==== Provided records

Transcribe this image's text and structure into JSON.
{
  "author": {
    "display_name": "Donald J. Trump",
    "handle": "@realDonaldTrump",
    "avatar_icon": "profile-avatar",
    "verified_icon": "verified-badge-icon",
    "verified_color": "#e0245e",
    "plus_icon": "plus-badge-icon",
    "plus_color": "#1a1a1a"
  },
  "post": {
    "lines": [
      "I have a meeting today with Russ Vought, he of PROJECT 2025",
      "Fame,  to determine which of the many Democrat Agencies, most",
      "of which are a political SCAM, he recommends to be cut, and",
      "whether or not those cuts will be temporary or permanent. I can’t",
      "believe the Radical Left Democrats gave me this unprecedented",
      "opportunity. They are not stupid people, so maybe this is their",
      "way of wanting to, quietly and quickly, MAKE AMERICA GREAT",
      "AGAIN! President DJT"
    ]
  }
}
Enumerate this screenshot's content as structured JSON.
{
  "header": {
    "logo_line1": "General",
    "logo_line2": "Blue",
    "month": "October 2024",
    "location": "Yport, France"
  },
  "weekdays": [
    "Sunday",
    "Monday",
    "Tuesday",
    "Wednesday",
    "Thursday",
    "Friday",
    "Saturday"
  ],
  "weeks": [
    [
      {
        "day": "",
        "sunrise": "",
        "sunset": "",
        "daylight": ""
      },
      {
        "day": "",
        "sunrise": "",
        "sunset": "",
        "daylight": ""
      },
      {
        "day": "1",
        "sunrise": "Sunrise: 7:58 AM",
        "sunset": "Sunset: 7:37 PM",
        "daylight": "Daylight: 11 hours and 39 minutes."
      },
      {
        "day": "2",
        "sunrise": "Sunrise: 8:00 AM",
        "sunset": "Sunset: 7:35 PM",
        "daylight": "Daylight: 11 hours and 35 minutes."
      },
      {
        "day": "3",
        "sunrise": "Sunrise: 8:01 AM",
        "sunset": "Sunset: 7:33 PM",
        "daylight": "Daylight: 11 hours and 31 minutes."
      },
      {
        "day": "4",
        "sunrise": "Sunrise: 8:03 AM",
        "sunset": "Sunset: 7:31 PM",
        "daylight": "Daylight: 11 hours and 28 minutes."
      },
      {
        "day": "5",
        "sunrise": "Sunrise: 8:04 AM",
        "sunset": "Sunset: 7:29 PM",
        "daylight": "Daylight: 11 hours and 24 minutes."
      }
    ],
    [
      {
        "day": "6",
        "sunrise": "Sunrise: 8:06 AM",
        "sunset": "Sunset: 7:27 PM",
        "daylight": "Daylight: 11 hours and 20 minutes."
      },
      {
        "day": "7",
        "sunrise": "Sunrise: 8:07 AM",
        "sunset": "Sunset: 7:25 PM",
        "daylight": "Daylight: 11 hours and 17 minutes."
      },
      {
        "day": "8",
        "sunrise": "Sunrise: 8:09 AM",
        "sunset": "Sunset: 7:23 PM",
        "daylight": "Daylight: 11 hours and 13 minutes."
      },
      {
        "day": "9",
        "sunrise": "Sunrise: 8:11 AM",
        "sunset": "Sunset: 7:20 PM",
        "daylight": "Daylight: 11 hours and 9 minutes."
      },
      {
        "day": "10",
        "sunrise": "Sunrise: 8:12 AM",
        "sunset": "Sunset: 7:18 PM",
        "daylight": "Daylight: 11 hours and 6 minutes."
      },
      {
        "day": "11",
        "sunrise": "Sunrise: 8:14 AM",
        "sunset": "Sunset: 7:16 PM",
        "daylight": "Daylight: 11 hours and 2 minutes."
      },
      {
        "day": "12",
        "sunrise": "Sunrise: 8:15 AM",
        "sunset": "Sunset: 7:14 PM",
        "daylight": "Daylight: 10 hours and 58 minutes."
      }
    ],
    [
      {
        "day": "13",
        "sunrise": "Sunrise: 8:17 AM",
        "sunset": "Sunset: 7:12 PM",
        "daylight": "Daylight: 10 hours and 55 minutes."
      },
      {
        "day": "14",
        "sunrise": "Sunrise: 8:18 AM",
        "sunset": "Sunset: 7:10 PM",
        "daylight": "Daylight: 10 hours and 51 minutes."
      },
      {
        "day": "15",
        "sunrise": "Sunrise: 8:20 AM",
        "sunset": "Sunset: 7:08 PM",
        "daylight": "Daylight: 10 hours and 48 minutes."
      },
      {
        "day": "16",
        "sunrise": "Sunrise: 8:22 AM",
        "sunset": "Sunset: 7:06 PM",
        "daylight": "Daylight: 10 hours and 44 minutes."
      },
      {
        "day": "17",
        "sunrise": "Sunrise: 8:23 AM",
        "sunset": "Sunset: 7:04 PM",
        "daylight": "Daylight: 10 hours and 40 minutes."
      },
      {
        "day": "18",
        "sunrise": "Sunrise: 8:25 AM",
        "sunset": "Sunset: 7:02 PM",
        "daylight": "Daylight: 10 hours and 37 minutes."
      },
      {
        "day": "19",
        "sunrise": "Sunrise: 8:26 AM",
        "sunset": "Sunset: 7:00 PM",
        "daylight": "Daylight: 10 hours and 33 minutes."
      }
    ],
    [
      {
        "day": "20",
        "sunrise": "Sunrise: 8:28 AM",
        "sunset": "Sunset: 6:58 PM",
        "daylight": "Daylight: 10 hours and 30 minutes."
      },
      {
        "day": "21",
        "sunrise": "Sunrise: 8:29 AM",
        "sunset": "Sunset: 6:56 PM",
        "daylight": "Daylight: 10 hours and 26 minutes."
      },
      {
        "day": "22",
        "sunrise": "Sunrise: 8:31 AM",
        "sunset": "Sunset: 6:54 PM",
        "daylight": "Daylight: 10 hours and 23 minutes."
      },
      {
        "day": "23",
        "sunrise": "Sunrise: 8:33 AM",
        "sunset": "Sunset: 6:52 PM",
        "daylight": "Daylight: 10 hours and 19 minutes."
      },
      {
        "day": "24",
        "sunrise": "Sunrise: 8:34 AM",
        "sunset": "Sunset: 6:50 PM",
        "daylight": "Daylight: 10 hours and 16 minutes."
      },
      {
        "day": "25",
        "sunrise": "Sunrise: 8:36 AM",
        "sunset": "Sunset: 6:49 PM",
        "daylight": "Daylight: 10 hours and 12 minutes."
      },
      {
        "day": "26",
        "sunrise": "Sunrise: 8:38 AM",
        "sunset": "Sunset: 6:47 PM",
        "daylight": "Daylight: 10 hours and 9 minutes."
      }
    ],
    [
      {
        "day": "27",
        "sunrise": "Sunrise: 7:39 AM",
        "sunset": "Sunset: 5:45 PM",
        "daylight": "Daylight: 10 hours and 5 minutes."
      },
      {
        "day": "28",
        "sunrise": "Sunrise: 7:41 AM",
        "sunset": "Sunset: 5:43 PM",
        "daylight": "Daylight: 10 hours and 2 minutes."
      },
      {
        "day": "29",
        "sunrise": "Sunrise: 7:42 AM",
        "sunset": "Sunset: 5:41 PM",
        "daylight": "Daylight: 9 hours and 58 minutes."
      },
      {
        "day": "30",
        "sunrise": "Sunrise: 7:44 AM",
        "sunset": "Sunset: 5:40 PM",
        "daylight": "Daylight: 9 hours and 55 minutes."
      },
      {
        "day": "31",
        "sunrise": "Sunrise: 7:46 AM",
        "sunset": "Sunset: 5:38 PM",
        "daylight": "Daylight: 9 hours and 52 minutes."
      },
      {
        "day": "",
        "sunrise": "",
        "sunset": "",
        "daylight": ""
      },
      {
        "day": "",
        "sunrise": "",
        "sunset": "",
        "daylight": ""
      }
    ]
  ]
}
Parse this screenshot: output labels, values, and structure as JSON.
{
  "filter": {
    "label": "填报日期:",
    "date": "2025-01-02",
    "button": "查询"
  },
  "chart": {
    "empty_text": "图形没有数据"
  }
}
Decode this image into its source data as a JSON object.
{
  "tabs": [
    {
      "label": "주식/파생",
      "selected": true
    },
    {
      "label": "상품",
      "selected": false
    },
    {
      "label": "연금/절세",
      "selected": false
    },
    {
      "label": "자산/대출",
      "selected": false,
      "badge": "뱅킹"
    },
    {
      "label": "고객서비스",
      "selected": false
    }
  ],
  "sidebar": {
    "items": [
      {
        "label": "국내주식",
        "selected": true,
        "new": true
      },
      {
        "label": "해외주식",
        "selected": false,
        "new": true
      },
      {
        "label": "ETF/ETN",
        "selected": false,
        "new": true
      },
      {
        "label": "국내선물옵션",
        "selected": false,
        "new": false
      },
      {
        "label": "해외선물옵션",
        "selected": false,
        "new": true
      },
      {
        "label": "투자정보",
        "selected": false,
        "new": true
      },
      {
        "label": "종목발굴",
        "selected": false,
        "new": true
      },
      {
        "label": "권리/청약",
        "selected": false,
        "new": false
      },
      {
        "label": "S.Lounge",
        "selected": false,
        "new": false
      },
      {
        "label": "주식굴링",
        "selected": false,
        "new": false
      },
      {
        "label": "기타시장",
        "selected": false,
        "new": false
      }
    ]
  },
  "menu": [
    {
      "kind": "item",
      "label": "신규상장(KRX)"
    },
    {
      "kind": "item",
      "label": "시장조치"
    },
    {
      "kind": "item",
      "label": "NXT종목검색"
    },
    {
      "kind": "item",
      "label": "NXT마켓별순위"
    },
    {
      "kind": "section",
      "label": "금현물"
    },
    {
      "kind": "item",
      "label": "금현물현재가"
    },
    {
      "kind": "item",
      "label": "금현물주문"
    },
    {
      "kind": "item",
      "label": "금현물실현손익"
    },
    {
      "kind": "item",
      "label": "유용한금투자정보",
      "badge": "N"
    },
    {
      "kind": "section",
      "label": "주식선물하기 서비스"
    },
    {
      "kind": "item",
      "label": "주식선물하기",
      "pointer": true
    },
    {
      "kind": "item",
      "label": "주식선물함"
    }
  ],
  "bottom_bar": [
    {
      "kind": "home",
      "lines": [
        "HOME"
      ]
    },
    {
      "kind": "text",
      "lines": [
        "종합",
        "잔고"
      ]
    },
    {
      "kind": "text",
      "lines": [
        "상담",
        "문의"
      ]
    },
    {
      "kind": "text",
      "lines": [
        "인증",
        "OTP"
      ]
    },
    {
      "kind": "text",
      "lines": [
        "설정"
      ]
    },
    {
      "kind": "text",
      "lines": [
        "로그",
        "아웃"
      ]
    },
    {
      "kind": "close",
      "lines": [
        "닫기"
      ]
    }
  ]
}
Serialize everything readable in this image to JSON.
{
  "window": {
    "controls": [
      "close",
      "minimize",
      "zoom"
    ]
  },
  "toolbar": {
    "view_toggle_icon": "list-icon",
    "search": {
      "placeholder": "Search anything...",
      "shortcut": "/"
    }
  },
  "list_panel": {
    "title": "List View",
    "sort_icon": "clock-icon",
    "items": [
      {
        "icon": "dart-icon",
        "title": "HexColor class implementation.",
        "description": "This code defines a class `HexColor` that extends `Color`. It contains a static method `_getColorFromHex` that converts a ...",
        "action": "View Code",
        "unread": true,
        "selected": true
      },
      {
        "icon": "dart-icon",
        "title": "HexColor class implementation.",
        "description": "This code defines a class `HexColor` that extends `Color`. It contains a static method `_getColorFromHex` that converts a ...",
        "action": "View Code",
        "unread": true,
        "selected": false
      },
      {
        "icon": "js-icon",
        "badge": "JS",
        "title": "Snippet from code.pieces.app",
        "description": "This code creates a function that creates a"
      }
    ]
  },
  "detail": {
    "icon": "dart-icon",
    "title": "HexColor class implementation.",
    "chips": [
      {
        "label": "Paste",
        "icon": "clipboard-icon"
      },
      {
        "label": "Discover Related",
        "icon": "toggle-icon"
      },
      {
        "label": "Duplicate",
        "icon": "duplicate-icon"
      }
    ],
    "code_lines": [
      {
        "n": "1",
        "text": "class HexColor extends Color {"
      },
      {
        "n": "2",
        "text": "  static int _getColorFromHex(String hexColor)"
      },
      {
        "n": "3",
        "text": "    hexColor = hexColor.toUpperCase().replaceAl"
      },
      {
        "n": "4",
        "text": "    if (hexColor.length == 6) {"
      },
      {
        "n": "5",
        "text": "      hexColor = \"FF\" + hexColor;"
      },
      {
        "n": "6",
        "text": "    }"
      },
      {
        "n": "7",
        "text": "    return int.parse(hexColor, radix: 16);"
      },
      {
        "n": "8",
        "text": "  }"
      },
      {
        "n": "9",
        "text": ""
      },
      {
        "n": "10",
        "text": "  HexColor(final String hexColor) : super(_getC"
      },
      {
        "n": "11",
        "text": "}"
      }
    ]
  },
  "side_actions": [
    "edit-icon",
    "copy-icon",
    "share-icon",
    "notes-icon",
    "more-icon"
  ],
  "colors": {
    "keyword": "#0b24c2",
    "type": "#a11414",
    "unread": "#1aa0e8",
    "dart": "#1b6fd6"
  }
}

========

*Task prompt*.
Find the word "JSON" in the material, then list each line that holds it.

*Final answer*.
Transcribe this image's text and structure into JSON.
Enumerate this screenshot's content as structured JSON.
Parse this screenshot: output labels, values, and structure as JSON.
Decode this image into its source data as a JSON object.
Serialize everything readable in this image to JSON.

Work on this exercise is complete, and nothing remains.